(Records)
——————————

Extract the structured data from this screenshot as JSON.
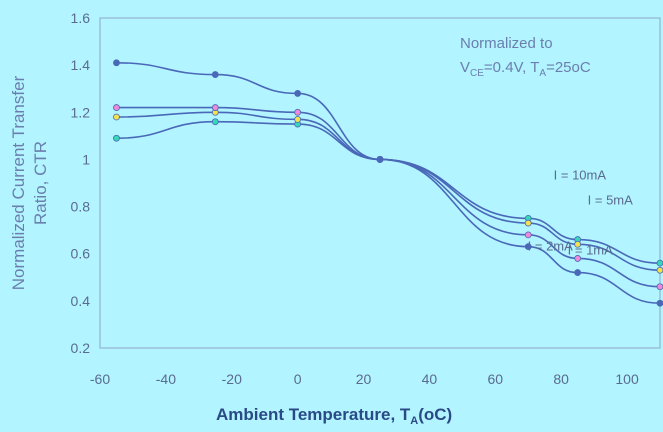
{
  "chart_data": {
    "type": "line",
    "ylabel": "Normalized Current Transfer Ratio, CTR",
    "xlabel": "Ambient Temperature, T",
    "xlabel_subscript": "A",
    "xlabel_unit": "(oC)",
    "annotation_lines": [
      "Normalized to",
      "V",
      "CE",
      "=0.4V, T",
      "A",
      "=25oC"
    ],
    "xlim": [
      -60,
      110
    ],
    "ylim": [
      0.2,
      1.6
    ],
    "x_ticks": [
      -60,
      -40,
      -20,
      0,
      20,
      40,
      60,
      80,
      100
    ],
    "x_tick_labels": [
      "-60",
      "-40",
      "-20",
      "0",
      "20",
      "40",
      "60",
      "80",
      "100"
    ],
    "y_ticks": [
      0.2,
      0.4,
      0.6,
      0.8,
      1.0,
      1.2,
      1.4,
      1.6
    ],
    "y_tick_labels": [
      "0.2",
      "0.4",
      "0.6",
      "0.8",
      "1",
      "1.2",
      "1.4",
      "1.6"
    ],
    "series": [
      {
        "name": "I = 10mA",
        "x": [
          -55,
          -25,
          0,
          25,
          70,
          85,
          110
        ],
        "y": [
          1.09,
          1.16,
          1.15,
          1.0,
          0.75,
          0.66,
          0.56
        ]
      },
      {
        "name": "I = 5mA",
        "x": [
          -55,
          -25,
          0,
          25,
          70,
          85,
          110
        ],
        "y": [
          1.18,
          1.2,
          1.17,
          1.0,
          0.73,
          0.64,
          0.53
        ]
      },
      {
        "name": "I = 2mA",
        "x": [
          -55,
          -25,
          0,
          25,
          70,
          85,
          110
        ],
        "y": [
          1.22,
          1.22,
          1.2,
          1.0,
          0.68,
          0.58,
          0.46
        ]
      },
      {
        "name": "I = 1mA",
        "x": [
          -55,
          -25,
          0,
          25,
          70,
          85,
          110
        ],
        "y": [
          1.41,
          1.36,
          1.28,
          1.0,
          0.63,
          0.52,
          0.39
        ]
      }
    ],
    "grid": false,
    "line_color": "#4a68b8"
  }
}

——————————

Without the pictures, write out every entry precisely as it appears.

• **Correct answer**:
Extract the structured data from this screenshot as JSON.
{
  "chart_data": {
    "type": "line",
    "ylabel": "Normalized Current Transfer Ratio, CTR",
    "xlabel": "Ambient Temperature, T",
    "xlabel_subscript": "A",
    "xlabel_unit": "(oC)",
    "annotation_lines": [
      "Normalized to",
      "V",
      "CE",
      "=0.4V, T",
      "A",
      "=25oC"
    ],
    "xlim": [
      -60,
      110
    ],
    "ylim": [
      0.2,
      1.6
    ],
    "x_ticks": [
      -60,
      -40,
      -20,
      0,
      20,
      40,
      60,
      80,
      100
    ],
    "x_tick_labels": [
      "-60",
      "-40",
      "-20",
      "0",
      "20",
      "40",
      "60",
      "80",
      "100"
    ],
    "y_ticks": [
      0.2,
      0.4,
      0.6,
      0.8,
      1.0,
      1.2,
      1.4,
      1.6
    ],
    "y_tick_labels": [
      "0.2",
      "0.4",
      "0.6",
      "0.8",
      "1",
      "1.2",
      "1.4",
      "1.6"
    ],
    "series": [
      {
        "name": "I = 10mA",
        "x": [
          -55,
          -25,
          0,
          25,
          70,
          85,
          110
        ],
        "y": [
          1.09,
          1.16,
          1.15,
          1.0,
          0.75,
          0.66,
          0.56
        ]
      },
      {
        "name": "I = 5mA",
        "x": [
          -55,
          -25,
          0,
          25,
          70,
          85,
          110
        ],
        "y": [
          1.18,
          1.2,
          1.17,
          1.0,
          0.73,
          0.64,
          0.53
        ]
      },
      {
        "name": "I = 2mA",
        "x": [
          -55,
          -25,
          0,
          25,
          70,
          85,
          110
        ],
        "y": [
          1.22,
          1.22,
          1.2,
          1.0,
          0.68,
          0.58,
          0.46
        ]
      },
      {
        "name": "I = 1mA",
        "x": [
          -55,
          -25,
          0,
          25,
          70,
          85,
          110
        ],
        "y": [
          1.41,
          1.36,
          1.28,
          1.0,
          0.63,
          0.52,
          0.39
        ]
      }
    ],
    "grid": false,
    "line_color": "#4a68b8"
  }
}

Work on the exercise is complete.